Below are records; count the lines that contain "abaixo" and give only the total.

Source records -
....................
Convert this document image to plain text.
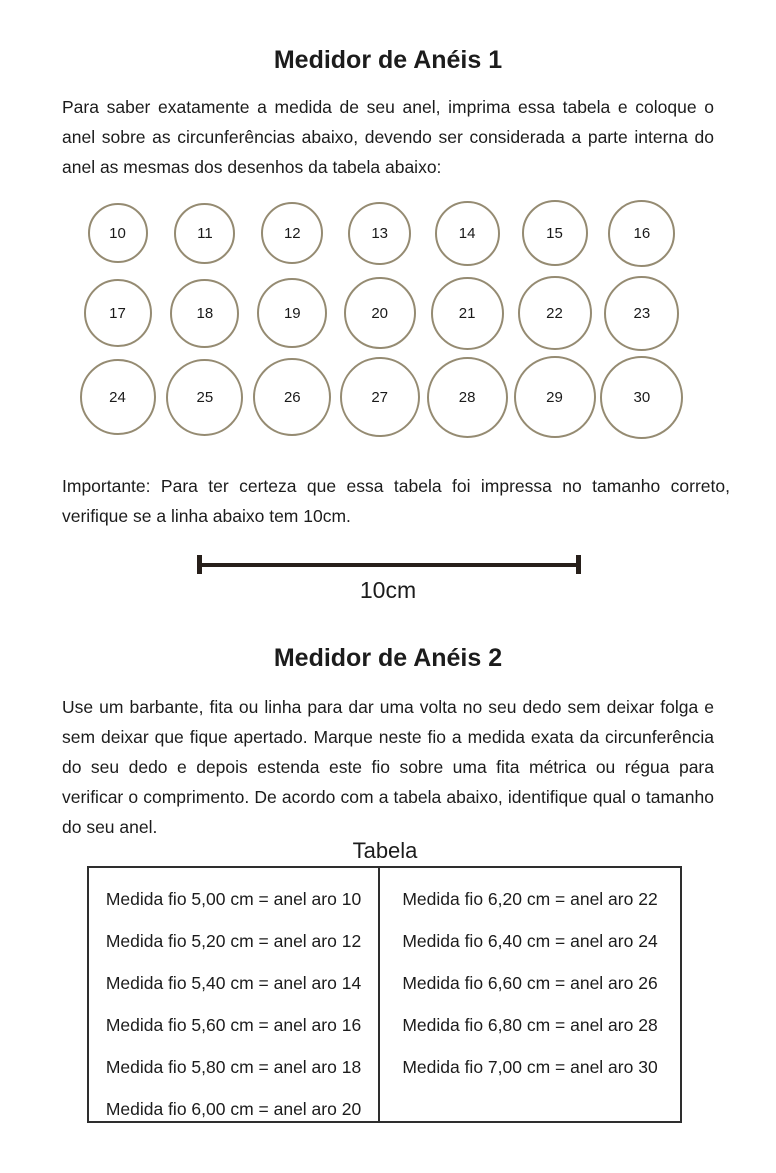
Medidor de Anéis 1

Para saber exatamente a medida de seu anel, imprima essa tabela e coloque o anel sobre as circunferências abaixo, devendo ser considerada a parte interna do anel as mesmas dos desenhos da tabela abaixo:

10	11	12	13	14	15	16
17	18	19	20	21	22	23
24	25	26	27	28	29	30

Importante: Para ter certeza que essa tabela foi impressa no tamanho correto, verifique se a linha abaixo tem 10cm.

10cm
Medidor de Anéis 2

Use um barbante, fita ou linha para dar uma volta no seu dedo sem deixar folga e sem deixar que fique apertado. Marque neste fio a medida exata da circunferência do seu dedo e depois estenda este fio sobre uma fita métrica ou régua para verificar o comprimento. De acordo com a tabela abaixo, identifique qual o tamanho do seu anel.

Tabela
Medida fio 5,00 cm = anel aro 10
Medida fio 5,20 cm = anel aro 12
Medida fio 5,40 cm = anel aro 14
Medida fio 5,60 cm = anel aro 16
Medida fio 5,80 cm = anel aro 18
Medida fio 6,00 cm = anel aro 20
Medida fio 6,20 cm = anel aro 22
Medida fio 6,40 cm = anel aro 24
Medida fio 6,60 cm = anel aro 26
Medida fio 6,80 cm = anel aro 28
Medida fio 7,00 cm = anel aro 30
....................
FINISHED TASK - 3